Problem to solve
Every record should be repeated exactly, except that pictures are left out.

Begin Available data

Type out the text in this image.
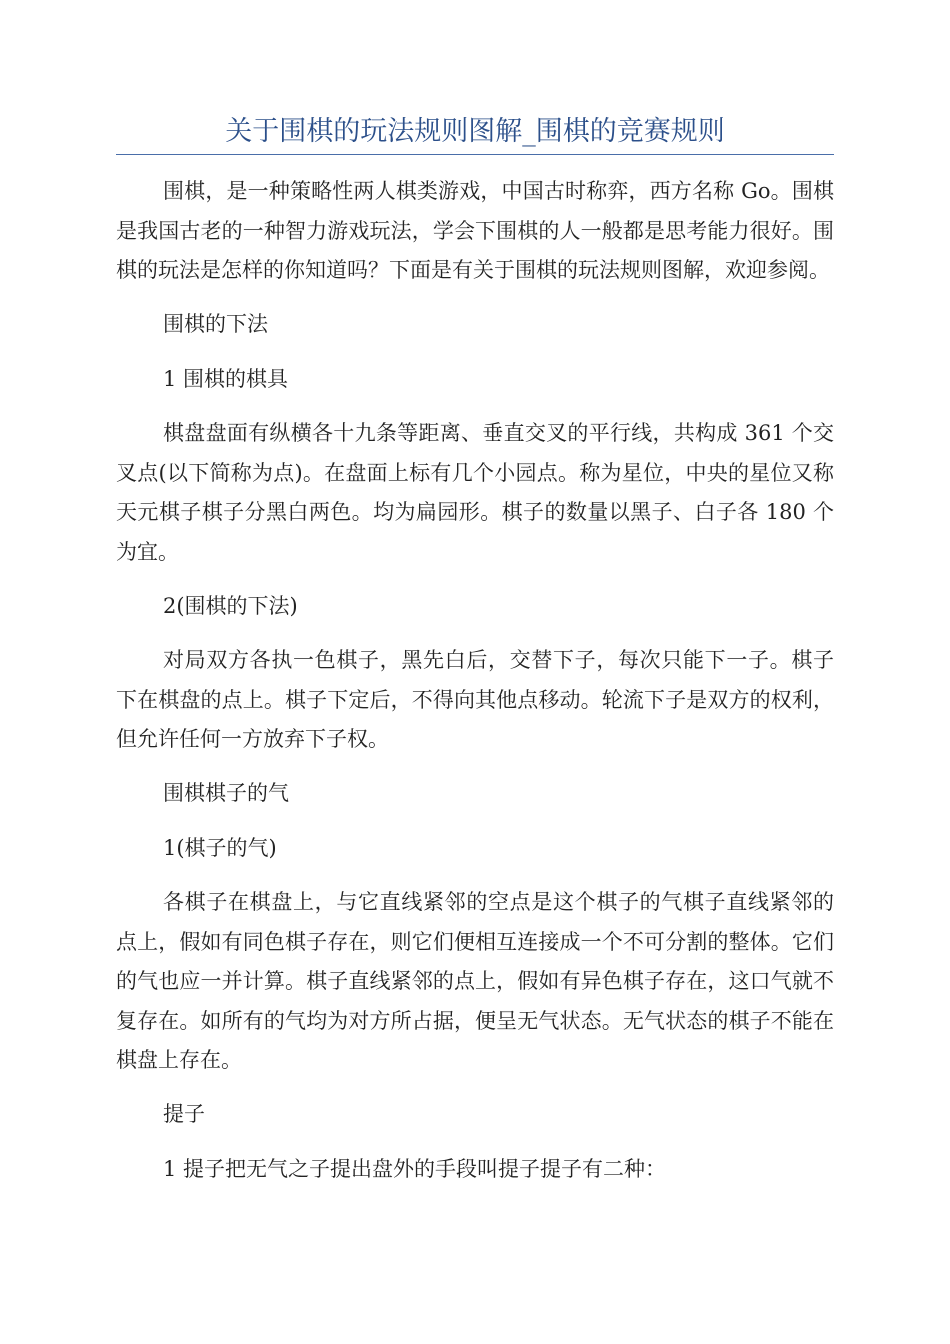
关于围棋的玩法规则图解_围棋的竞赛规则

围棋，是一种策略性两人棋类游戏，中国古时称弈，西方名称 Go。围棋是我国古老的一种智力游戏玩法，学会下围棋的人一般都是思考能力很好。围棋的玩法是怎样的你知道吗？下面是有关于围棋的玩法规则图解，欢迎参阅。

围棋的下法

1 围棋的棋具

棋盘盘面有纵横各十九条等距离、垂直交叉的平行线，共构成 361 个交叉点(以下简称为点)。在盘面上标有几个小园点。称为星位，中央的星位又称天元棋子棋子分黑白两色。均为扁园形。棋子的数量以黑子、白子各 180 个为宜。

2(围棋的下法)

对局双方各执一色棋子，黑先白后，交替下子，每次只能下一子。棋子下在棋盘的点上。棋子下定后，不得向其他点移动。轮流下子是双方的权利，但允许任何一方放弃下子权。

围棋棋子的气

1(棋子的气)

各棋子在棋盘上，与它直线紧邻的空点是这个棋子的气棋子直线紧邻的点上，假如有同色棋子存在，则它们便相互连接成一个不可分割的整体。它们的气也应一并计算。棋子直线紧邻的点上，假如有异色棋子存在，这口气就不复存在。如所有的气均为对方所占据，便呈无气状态。无气状态的棋子不能在棋盘上存在。

提子

1 提子把无气之子提出盘外的手段叫提子提子有二种：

End Available data

Worked solution
Type out the text in this image.
关于围棋的玩法规则图解_围棋的竞赛规则

围棋，是一种策略性两人棋类游戏，中国古时称弈，西方名称 Go。围棋是我国古老的一种智力游戏玩法，学会下围棋的人一般都是思考能力很好。围棋的玩法是怎样的你知道吗？下面是有关于围棋的玩法规则图解，欢迎参阅。

围棋的下法

1 围棋的棋具

棋盘盘面有纵横各十九条等距离、垂直交叉的平行线，共构成 361 个交叉点(以下简称为点)。在盘面上标有几个小园点。称为星位，中央的星位又称天元棋子棋子分黑白两色。均为扁园形。棋子的数量以黑子、白子各 180 个为宜。

2(围棋的下法)

对局双方各执一色棋子，黑先白后，交替下子，每次只能下一子。棋子下在棋盘的点上。棋子下定后，不得向其他点移动。轮流下子是双方的权利，但允许任何一方放弃下子权。

围棋棋子的气

1(棋子的气)

各棋子在棋盘上，与它直线紧邻的空点是这个棋子的气棋子直线紧邻的点上，假如有同色棋子存在，则它们便相互连接成一个不可分割的整体。它们的气也应一并计算。棋子直线紧邻的点上，假如有异色棋子存在，这口气就不复存在。如所有的气均为对方所占据，便呈无气状态。无气状态的棋子不能在棋盘上存在。

提子

1 提子把无气之子提出盘外的手段叫提子提子有二种：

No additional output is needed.